__ZITIERTE PASSAGE__.
____
Erinnerungen – ein Beitrag zur Tradition unserer Bundeswehr

Buch: Viktor Toyka, Dienst in Zeiten des Wandels, Erinnerungen aus 40 Jahren als Marineoffizier, 1966 – 2006, Miles-Verlag, 295 S., ISBN 978-3-945861-57-8.

Rezension von Dr. Klaus Olshausen

Vierzig Jahre sind historisch ein kurzer Zeitraum – aber sie umreißen ein ganzes Berufsleben. Nicht viele Offiziere unserer Bundeswehr haben sich entschlossen, Erinnerungen aus Ihrem vielgestaltigen Dienst für unser Land aufzuschreiben und der Öffentlichkeit zugänglich zu machen.
In einer Zeit, in der immer wieder von der „eigenen Tradition der Bundeswehr“ – in Ab- und Ausgrenzung zur deutschen Militärgeschichte, insbesondere der Wehrmacht – gesprochen wird, ist es bedeutsam und hilfreich, Informationen aus dem inneren Leben und „Erleben“ unserer Bundeswehr in unterschiedlichen Einheiten und Stäben, das Ministerium eingeschlossen, aufnehmen zu können.
____
__AUFGELISTETE EINTRÄGE__.

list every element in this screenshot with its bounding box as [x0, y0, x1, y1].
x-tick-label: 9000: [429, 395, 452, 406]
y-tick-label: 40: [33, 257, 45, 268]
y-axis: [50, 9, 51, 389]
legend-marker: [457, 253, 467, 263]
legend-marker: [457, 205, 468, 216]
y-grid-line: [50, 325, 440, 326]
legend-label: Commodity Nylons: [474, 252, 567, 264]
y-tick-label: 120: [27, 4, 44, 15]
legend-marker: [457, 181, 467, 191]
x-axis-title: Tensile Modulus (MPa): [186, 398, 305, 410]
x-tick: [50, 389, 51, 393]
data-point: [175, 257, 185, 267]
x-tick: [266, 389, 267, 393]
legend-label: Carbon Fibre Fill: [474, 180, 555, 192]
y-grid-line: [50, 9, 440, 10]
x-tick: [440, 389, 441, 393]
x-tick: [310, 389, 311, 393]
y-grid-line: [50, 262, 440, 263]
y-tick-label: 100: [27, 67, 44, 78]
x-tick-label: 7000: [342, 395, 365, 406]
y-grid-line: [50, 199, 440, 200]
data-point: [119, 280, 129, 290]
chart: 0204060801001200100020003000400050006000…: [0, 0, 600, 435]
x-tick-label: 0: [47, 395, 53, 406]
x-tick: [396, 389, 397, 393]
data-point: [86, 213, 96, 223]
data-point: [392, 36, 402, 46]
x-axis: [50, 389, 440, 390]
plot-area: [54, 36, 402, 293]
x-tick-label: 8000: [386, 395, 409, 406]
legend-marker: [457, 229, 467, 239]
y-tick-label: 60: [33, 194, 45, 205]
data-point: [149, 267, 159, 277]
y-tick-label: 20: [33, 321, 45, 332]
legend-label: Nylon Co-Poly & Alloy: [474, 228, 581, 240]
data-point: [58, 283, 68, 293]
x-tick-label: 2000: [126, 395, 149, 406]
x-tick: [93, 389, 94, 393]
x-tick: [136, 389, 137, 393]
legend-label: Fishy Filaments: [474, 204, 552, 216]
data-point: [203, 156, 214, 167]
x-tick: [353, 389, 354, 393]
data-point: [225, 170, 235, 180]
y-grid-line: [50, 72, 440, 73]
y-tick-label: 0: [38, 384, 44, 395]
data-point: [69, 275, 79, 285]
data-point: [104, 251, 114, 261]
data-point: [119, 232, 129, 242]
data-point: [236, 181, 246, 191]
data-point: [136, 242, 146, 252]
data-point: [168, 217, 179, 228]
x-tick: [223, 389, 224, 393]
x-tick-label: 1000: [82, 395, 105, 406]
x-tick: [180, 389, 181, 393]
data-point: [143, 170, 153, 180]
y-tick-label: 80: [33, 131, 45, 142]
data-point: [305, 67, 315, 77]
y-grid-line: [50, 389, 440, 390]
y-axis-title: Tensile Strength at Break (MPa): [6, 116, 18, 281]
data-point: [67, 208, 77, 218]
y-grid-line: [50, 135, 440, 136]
____
__ZU ERLEDIGEN__. Kannst du den Abschnitt der Buchrezension, beginnend mit „Erinnerungen – ein“ und weiter bis einschließlich „zugänglich zu machen.“, wortgetreu wiedergeben?

__ANTWORT__.
Erinnerungen – ein Beitrag zur Tradition unserer Bundeswehr

Buch: Viktor Toyka, Dienst in Zeiten des Wandels, Erinnerungen aus 40 Jahren als Marineoffizier, 1966 – 2006, Miles-Verlag, 295 S., ISBN 978-3-945861-57-8.

Rezension von Dr. Klaus Olshausen

Vierzig Jahre sind historisch ein kurzer Zeitraum – aber sie umreißen ein ganzes Berufsleben. Nicht viele Offiziere unserer Bundeswehr haben sich entschlossen, Erinnerungen aus Ihrem vielgestaltigen Dienst für unser Land aufzuschreiben und der Öffentlichkeit zugänglich zu machen.